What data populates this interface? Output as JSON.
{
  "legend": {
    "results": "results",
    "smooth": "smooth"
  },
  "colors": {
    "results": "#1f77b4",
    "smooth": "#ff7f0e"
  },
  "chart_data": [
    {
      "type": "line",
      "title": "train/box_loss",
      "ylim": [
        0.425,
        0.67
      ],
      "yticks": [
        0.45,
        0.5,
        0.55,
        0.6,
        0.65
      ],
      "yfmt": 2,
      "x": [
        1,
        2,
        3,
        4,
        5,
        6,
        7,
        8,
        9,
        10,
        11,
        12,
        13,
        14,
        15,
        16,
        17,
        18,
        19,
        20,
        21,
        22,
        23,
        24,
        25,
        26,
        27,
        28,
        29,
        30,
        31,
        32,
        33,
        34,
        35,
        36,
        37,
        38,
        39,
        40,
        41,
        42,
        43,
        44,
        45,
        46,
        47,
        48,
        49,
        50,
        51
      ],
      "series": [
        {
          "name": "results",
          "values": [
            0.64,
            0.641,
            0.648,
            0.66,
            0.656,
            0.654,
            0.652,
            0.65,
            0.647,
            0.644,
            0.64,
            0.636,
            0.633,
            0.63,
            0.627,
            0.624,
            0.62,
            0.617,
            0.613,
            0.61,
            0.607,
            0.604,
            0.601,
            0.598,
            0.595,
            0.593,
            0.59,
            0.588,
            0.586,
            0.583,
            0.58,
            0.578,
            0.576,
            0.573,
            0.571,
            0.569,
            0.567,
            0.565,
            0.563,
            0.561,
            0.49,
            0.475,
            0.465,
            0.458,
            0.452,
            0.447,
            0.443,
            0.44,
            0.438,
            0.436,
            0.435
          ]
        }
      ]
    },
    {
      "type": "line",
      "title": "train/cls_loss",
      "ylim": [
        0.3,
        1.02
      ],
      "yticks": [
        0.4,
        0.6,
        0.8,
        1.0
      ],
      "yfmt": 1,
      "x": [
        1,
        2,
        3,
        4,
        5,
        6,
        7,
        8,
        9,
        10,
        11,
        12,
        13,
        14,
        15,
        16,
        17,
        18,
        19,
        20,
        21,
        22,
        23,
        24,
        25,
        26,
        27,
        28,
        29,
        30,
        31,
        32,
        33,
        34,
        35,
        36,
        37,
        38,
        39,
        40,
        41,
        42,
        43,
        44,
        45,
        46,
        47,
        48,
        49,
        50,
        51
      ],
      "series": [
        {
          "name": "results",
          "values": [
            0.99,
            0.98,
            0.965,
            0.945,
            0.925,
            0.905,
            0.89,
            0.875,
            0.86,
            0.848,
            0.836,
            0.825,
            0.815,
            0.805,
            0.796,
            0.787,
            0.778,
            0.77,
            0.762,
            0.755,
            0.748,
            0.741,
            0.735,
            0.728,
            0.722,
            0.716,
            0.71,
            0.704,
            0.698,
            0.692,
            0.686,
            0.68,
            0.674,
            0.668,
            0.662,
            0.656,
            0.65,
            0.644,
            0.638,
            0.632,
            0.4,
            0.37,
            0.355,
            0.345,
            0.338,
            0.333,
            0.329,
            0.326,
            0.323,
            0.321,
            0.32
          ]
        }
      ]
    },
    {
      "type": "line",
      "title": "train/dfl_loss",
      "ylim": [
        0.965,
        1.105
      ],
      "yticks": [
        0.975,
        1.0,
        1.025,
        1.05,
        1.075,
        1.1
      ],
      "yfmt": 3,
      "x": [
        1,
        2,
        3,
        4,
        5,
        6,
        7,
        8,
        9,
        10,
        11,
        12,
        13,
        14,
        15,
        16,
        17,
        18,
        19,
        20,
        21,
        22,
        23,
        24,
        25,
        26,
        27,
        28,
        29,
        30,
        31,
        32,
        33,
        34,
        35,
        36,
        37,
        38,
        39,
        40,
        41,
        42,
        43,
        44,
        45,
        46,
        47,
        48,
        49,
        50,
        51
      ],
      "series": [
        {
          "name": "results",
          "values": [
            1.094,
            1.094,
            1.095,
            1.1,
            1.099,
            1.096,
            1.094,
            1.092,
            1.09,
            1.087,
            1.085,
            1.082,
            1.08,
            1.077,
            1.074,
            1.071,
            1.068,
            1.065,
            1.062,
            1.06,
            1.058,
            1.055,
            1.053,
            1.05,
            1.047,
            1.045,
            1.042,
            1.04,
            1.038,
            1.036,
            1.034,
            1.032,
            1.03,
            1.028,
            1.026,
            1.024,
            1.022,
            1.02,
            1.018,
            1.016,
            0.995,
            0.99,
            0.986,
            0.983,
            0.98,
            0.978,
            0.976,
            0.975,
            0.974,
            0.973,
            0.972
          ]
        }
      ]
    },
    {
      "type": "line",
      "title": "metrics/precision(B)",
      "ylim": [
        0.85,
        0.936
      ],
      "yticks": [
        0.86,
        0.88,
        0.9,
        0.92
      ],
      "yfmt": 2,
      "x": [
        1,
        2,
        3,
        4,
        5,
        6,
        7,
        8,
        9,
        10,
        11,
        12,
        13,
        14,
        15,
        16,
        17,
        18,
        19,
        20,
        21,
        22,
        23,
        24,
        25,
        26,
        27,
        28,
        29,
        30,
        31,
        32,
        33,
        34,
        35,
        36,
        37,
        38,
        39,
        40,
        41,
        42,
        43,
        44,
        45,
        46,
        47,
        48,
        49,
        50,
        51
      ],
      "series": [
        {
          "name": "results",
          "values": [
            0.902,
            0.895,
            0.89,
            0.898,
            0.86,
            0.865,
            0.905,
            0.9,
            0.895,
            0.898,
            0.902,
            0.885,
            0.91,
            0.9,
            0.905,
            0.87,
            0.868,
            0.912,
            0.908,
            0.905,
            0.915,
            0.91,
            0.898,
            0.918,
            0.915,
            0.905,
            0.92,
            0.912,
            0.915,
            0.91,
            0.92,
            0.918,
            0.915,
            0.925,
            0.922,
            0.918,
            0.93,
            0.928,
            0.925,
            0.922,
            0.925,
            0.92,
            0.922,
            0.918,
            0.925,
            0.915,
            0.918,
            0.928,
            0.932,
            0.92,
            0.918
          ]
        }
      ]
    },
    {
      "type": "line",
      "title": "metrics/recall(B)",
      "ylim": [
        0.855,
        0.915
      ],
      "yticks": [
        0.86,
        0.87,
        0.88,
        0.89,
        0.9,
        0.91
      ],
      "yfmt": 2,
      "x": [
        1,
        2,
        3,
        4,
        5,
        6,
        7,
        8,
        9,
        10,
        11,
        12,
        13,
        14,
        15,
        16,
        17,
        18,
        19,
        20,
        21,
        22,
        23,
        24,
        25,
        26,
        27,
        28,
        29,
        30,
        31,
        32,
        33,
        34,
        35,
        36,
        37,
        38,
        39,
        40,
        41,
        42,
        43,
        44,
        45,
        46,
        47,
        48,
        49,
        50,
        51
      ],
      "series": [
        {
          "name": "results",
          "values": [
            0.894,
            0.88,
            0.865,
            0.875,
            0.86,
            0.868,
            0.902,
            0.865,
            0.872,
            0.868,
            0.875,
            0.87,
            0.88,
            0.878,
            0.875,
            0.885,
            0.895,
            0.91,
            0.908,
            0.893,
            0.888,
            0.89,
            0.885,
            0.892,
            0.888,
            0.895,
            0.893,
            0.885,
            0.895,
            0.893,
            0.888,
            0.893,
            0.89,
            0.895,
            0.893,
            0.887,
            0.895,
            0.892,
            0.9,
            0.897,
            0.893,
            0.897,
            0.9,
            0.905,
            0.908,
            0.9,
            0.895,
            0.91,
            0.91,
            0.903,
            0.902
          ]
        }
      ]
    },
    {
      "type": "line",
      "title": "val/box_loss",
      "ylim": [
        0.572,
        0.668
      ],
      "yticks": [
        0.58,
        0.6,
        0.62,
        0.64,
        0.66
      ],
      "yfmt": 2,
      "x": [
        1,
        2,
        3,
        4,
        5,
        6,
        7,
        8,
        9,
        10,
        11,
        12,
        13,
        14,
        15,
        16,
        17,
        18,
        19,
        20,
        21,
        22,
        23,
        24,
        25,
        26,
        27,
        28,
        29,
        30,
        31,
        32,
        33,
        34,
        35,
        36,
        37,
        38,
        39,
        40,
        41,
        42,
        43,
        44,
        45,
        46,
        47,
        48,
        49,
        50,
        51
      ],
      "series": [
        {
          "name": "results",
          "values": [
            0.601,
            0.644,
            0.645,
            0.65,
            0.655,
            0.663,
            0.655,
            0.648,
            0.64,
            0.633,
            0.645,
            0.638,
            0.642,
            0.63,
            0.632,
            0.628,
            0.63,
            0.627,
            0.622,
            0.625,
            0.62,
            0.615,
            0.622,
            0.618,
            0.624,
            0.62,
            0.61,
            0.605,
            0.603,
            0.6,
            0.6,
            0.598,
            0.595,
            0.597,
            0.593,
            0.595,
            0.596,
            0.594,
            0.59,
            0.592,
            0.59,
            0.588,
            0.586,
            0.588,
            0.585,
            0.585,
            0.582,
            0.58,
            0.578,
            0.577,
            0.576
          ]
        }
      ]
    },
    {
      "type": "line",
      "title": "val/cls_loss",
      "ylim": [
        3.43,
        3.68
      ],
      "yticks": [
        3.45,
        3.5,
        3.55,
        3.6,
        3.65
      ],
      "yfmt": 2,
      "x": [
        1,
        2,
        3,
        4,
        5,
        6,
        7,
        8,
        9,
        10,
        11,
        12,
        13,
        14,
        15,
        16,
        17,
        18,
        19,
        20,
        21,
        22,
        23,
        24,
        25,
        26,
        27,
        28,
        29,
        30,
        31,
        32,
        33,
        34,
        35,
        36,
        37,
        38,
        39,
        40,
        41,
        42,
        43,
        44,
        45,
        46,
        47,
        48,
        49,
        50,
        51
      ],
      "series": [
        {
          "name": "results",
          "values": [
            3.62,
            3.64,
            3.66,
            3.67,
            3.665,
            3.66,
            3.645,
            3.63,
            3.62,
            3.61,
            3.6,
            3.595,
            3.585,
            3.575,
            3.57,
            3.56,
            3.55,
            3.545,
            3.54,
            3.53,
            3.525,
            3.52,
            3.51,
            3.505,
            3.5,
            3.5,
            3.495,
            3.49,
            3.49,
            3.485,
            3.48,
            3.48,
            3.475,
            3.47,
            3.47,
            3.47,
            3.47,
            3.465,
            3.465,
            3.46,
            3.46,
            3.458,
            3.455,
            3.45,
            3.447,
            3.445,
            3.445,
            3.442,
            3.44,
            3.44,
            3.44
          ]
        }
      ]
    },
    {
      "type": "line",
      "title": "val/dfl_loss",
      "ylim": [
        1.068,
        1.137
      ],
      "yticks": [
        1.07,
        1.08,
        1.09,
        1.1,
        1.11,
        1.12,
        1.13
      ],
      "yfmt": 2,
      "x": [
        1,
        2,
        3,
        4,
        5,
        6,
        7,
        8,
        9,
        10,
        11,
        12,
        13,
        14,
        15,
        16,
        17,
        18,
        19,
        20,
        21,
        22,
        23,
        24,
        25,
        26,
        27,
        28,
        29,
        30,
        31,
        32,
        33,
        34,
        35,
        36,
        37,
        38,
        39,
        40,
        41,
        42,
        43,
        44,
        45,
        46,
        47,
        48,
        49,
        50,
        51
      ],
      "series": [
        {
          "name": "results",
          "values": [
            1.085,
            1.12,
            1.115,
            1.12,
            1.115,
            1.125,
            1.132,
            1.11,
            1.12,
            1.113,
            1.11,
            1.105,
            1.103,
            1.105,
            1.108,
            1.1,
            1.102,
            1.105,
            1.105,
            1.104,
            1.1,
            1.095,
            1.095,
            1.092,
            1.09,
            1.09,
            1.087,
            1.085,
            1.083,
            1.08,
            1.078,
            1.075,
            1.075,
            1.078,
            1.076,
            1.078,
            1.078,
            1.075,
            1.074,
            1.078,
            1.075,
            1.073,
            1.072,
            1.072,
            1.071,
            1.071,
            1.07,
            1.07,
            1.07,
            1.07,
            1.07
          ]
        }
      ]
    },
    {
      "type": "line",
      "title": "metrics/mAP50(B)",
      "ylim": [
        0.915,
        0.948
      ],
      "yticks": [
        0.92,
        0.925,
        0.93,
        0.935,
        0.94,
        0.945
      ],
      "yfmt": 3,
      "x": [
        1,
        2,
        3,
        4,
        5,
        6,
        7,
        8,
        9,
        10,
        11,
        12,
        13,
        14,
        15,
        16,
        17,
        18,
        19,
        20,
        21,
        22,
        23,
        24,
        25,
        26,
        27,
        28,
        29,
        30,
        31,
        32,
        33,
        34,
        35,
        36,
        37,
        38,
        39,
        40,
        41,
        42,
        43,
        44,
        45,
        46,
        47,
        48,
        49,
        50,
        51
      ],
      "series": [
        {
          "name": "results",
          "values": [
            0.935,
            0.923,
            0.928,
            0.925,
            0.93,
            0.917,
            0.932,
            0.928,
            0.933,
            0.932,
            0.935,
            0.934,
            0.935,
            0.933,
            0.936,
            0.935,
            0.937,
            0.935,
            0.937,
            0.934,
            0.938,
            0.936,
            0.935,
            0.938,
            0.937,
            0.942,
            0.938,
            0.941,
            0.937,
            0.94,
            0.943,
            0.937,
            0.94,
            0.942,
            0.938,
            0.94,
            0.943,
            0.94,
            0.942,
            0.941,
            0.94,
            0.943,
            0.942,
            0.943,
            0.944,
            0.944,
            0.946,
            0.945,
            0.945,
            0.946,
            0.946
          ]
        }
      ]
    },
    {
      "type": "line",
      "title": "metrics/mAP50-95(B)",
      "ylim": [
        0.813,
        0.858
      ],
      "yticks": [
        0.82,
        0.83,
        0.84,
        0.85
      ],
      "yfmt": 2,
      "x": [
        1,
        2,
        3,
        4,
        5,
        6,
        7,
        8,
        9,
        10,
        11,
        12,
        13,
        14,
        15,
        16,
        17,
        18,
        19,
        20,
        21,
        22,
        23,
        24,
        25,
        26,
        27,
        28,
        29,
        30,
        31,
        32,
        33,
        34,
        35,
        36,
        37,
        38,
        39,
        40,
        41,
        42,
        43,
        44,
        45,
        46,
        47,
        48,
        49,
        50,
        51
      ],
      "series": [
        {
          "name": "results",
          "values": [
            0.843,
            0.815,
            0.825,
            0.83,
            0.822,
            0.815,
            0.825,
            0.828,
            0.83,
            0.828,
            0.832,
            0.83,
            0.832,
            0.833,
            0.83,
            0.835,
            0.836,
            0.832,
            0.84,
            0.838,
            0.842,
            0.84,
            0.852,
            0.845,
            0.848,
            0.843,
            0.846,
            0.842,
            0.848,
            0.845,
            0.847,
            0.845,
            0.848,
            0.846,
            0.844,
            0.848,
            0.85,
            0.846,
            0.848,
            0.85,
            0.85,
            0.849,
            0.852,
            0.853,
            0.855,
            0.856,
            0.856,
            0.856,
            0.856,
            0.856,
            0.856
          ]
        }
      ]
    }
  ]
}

____________

- The task -
Count how many lines of the material hold the string "train". Give the number and nothing more.

- Answer to this problem -
3